Could you copy every line of the data that contains the word "positive"?

Dataset extract section start

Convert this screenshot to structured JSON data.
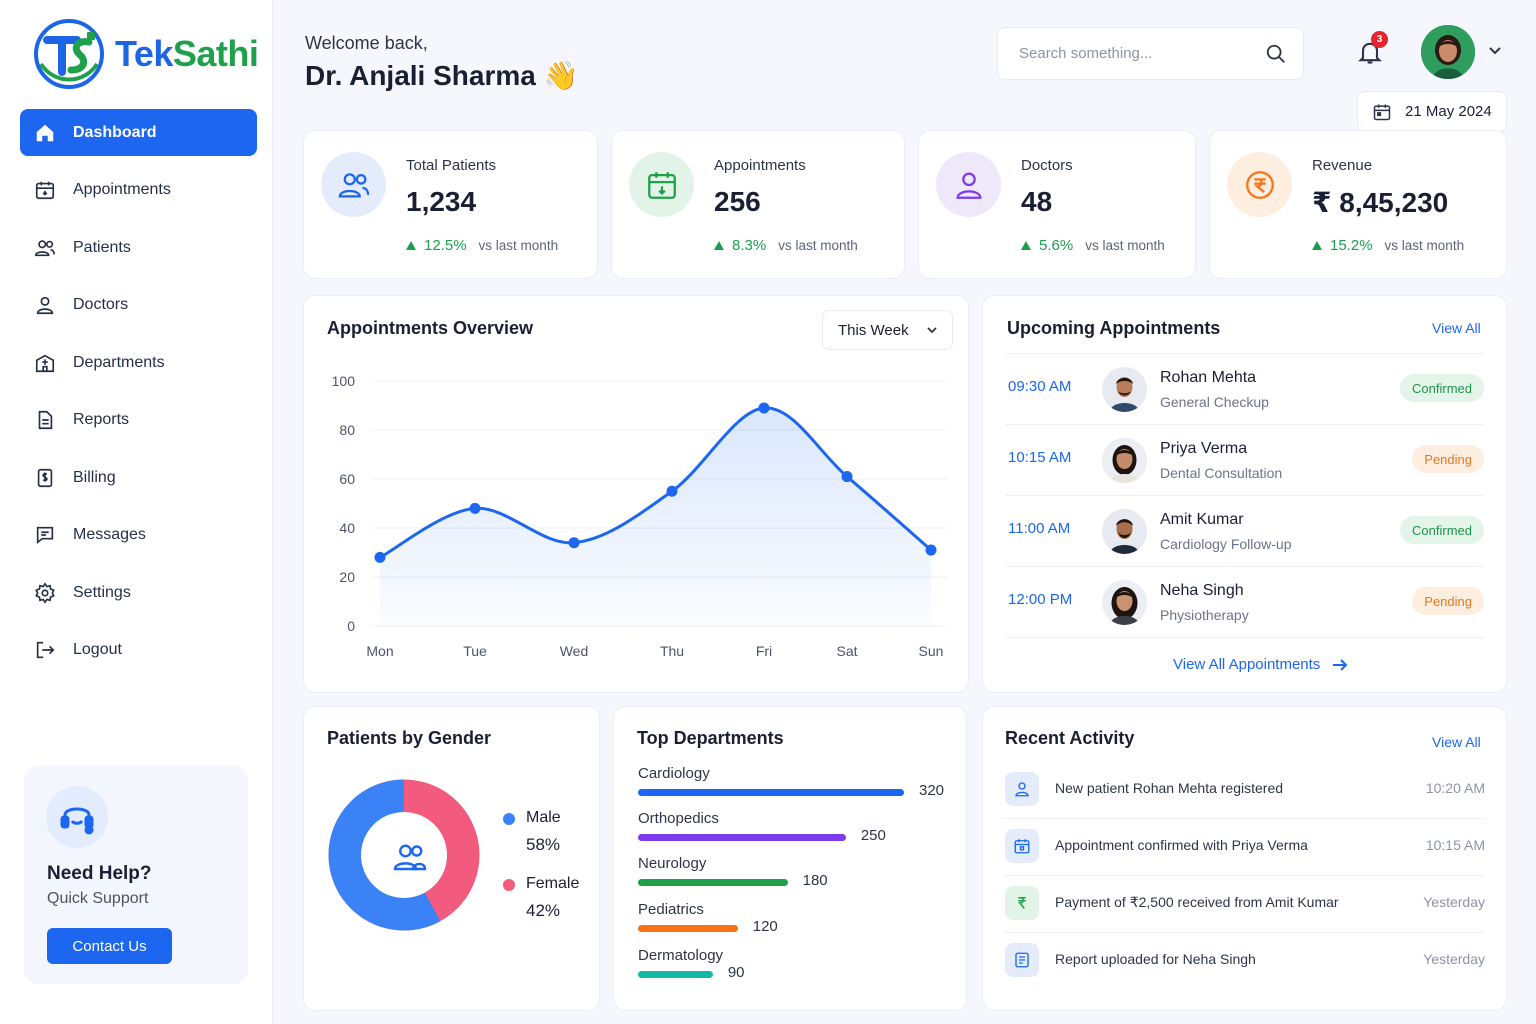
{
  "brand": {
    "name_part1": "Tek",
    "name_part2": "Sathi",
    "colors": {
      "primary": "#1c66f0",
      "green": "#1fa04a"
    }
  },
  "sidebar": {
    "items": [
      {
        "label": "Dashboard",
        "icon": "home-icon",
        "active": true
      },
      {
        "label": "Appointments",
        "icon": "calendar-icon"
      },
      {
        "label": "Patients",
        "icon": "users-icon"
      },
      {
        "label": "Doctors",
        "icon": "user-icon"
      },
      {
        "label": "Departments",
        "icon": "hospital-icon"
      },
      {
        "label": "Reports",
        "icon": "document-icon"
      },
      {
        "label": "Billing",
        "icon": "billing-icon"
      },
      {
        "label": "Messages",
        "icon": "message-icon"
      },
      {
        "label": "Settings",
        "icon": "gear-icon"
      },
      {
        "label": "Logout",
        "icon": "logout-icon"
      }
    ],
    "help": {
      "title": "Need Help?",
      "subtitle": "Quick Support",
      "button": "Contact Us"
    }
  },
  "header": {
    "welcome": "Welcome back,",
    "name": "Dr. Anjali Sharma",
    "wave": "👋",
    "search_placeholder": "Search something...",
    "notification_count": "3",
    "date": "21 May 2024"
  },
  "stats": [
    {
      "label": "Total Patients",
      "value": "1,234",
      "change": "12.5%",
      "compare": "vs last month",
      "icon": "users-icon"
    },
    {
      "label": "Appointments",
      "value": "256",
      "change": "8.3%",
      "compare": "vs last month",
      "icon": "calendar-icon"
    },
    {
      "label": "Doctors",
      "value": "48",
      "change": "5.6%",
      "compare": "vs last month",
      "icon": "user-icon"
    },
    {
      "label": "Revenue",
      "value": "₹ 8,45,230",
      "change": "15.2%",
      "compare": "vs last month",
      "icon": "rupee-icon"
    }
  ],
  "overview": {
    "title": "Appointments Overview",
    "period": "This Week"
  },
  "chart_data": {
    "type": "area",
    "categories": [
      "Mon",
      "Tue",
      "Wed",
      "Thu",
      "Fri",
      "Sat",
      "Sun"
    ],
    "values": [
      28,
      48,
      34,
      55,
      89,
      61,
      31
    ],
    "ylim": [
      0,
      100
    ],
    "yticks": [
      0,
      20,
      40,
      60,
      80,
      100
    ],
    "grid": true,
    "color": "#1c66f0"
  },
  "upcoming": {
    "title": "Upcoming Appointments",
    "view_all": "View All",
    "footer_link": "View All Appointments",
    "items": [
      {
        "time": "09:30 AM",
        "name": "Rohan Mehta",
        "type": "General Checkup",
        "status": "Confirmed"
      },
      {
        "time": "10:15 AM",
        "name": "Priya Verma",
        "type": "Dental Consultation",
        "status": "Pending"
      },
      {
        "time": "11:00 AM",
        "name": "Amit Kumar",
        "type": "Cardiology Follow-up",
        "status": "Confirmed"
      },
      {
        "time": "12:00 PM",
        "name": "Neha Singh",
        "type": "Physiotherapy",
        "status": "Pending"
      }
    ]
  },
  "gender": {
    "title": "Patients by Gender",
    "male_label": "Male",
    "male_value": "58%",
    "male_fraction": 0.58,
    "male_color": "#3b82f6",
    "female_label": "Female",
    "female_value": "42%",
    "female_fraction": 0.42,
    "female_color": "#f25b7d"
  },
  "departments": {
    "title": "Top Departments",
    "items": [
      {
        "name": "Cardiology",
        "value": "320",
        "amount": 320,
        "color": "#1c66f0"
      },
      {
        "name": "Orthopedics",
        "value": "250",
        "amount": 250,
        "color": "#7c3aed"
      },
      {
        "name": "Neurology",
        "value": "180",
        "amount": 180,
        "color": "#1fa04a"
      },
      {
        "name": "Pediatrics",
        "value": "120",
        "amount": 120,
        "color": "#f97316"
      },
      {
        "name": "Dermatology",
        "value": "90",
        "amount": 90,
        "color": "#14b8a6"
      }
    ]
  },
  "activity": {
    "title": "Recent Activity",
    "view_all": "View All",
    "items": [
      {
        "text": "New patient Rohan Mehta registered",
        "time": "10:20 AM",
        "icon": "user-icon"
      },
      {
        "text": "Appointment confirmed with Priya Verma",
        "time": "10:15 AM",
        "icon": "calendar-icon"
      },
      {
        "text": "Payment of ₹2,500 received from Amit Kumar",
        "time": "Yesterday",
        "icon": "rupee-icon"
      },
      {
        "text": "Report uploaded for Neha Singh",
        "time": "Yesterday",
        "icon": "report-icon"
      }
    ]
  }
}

Dataset extract section end
Dataset extract section start

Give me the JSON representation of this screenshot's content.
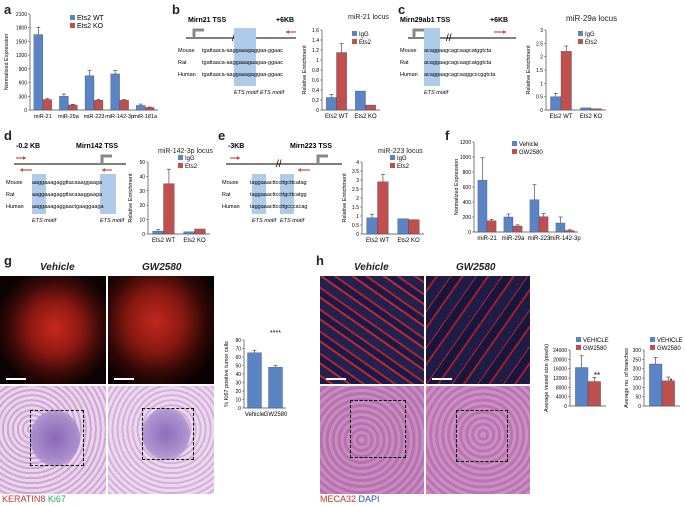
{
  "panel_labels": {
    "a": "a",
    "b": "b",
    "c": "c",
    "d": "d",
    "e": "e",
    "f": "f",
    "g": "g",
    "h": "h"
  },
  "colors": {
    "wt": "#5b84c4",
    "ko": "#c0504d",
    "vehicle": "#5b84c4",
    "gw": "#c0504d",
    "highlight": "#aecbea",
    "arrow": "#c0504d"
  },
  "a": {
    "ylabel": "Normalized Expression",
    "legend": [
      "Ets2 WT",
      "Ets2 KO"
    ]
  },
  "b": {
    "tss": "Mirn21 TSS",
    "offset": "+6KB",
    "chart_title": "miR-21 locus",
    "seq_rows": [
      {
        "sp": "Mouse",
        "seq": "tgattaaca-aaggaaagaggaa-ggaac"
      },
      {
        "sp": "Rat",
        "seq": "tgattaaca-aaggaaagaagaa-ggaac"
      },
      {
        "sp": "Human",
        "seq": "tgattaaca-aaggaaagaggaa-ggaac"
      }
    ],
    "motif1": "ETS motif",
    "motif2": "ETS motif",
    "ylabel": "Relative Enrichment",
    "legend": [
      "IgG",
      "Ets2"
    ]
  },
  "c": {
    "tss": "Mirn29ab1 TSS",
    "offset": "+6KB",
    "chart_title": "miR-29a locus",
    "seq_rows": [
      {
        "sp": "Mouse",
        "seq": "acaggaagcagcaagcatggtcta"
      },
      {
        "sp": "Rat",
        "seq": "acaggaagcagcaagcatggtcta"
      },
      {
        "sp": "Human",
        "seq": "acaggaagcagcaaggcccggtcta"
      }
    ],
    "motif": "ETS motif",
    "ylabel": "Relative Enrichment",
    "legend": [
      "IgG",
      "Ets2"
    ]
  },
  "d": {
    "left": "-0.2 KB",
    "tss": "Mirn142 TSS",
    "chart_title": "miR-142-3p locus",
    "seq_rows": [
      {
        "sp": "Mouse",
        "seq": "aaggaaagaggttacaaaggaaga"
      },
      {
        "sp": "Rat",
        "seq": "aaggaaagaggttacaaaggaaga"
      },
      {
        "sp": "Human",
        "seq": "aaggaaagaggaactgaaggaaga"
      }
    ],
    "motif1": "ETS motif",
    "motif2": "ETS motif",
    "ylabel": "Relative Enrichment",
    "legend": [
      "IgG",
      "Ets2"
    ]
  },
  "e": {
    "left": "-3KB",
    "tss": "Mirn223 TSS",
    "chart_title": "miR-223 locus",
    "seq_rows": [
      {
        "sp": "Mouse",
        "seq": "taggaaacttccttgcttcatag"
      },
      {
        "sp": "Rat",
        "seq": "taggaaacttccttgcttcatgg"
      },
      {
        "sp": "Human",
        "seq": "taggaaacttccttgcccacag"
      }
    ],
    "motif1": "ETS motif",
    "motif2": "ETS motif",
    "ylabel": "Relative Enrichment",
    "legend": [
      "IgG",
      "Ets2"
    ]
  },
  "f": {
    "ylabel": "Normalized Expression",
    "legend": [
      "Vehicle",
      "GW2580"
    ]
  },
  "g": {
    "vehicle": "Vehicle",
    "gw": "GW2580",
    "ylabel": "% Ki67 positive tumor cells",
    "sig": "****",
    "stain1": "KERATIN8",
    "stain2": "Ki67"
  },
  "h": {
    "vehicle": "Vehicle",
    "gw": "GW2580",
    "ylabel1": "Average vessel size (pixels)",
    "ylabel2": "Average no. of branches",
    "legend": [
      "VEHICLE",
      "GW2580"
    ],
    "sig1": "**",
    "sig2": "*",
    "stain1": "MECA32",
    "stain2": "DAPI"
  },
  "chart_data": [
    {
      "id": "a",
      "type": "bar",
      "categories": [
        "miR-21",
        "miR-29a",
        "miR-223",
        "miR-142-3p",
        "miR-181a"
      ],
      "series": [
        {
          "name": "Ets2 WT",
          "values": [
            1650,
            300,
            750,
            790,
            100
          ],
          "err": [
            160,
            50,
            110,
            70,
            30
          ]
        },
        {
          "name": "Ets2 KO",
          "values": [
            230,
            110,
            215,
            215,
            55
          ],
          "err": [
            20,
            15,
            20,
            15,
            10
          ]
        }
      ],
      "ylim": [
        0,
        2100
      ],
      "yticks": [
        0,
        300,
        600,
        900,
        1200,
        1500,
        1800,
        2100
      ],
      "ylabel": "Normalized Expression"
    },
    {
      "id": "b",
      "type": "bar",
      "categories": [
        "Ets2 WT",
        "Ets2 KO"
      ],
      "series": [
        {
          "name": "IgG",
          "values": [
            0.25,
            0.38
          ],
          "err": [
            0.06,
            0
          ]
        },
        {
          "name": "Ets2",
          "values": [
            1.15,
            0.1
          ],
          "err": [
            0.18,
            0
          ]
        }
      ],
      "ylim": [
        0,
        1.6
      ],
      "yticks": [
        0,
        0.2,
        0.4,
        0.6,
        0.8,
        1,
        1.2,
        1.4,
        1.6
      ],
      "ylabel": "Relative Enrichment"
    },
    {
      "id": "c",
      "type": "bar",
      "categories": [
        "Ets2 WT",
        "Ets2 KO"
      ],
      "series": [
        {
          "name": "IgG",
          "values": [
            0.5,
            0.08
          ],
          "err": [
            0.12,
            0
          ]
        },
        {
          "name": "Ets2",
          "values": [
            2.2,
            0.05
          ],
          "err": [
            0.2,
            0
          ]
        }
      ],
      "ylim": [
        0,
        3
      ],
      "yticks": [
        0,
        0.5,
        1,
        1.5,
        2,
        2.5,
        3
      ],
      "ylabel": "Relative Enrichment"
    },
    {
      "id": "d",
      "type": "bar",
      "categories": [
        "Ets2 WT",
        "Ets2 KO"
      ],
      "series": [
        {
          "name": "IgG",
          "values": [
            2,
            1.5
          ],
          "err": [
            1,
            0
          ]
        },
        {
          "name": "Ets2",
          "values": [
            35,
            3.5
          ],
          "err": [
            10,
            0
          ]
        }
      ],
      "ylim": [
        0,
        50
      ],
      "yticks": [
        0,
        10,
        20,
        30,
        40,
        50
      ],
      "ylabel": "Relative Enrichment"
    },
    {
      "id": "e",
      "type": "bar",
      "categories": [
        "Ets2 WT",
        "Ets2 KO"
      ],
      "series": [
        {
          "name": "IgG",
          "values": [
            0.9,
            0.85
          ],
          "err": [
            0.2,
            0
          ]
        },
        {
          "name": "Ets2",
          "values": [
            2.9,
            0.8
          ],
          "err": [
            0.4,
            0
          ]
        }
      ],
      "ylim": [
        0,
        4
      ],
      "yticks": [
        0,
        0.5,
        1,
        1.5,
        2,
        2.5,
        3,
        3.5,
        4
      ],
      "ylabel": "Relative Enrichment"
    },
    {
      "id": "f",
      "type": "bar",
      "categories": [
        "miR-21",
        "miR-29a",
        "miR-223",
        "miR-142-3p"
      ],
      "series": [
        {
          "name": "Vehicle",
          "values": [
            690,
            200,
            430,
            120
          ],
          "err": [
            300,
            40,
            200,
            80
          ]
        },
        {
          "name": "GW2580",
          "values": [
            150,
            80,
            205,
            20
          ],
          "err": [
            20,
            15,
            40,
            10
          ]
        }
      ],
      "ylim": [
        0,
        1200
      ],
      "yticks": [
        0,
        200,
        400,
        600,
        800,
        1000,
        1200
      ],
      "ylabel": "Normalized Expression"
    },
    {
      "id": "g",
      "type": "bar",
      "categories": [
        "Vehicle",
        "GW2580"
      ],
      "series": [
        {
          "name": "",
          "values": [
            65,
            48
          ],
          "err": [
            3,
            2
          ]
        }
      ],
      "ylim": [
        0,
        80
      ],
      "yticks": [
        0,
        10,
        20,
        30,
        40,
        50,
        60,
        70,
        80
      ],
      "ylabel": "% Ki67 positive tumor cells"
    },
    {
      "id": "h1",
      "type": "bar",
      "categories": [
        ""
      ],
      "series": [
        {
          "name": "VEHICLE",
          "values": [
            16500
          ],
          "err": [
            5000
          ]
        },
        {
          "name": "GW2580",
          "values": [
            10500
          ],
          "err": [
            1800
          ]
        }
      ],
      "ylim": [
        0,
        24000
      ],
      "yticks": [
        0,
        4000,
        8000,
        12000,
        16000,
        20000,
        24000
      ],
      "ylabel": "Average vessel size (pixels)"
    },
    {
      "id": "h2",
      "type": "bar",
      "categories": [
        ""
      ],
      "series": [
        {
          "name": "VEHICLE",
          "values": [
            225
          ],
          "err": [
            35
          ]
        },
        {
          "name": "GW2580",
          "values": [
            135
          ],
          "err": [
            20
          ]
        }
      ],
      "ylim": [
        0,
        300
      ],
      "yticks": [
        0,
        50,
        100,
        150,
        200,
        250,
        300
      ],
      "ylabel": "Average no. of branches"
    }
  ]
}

Dataset extract section end
Dataset extract section start

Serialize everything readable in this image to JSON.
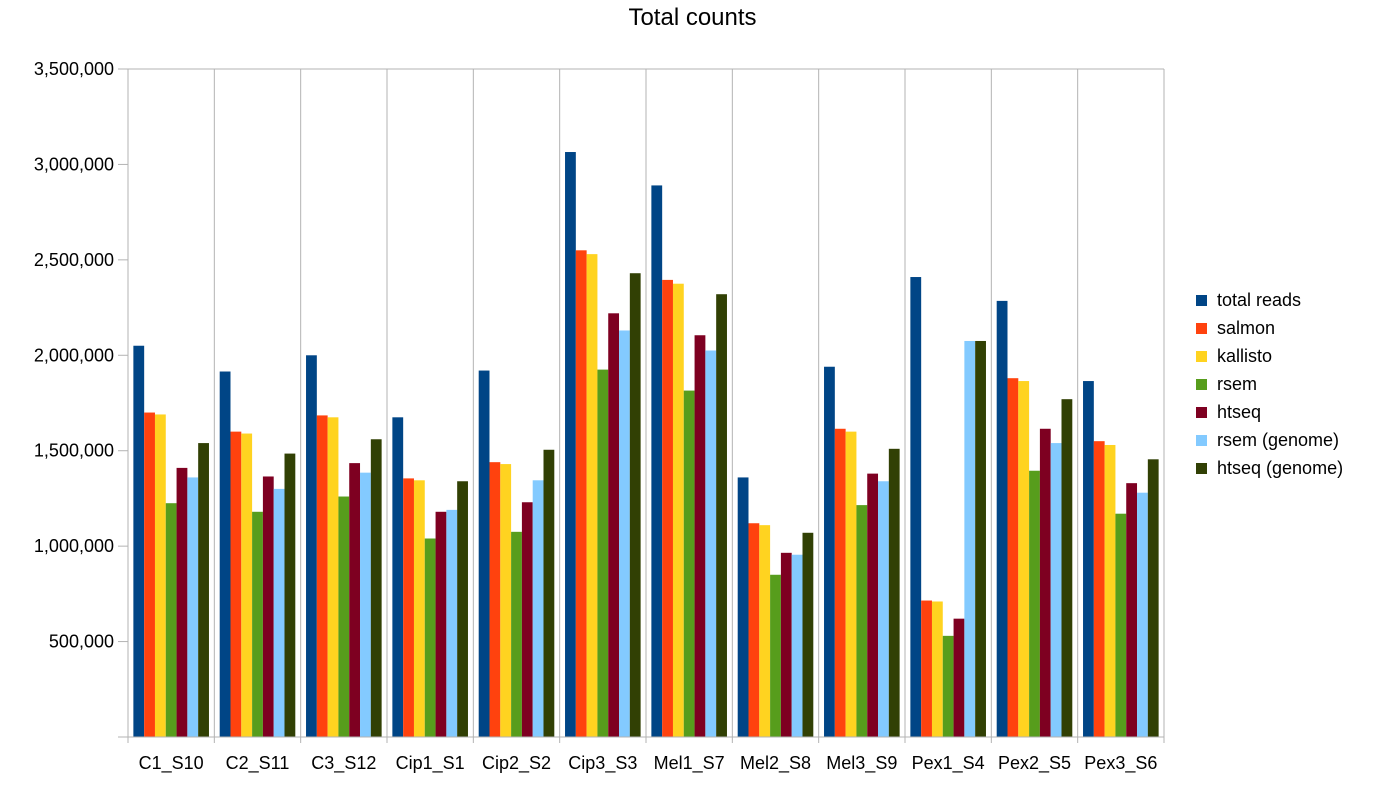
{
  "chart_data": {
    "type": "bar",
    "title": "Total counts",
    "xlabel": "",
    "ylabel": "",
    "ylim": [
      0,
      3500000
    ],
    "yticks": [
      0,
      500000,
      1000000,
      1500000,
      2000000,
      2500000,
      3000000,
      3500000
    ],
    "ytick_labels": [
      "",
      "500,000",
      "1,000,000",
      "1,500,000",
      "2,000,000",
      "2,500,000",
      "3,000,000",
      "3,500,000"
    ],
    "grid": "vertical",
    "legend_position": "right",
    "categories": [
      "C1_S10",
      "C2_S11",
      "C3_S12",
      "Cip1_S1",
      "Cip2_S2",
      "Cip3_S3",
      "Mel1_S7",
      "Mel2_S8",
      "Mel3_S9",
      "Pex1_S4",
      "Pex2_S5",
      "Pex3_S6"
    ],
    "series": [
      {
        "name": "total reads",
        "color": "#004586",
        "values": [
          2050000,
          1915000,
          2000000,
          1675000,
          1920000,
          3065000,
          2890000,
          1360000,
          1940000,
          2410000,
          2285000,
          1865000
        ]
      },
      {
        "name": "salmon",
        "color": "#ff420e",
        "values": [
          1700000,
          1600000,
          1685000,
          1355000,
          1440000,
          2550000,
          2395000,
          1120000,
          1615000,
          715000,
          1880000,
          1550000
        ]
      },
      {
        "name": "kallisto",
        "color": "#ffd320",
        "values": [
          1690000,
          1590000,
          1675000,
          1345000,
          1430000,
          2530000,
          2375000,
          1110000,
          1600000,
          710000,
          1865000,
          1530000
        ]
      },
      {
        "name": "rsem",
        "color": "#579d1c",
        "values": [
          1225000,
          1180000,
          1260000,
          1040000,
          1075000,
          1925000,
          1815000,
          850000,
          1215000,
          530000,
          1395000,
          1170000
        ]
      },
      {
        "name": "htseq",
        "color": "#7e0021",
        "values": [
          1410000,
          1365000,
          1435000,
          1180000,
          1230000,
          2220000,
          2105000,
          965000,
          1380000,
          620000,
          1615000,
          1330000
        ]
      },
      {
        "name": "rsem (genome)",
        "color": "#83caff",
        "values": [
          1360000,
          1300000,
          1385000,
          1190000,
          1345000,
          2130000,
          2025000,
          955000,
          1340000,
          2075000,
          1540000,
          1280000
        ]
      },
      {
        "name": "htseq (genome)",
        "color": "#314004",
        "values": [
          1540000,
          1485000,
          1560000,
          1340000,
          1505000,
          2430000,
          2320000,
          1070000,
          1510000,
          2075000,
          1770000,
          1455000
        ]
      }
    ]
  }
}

Dataset extract section end

**Answer section:**
    "ylabel": "% Ki67 positive tumor cells",
      "ylabel": "% Ki67 positive tumor cells"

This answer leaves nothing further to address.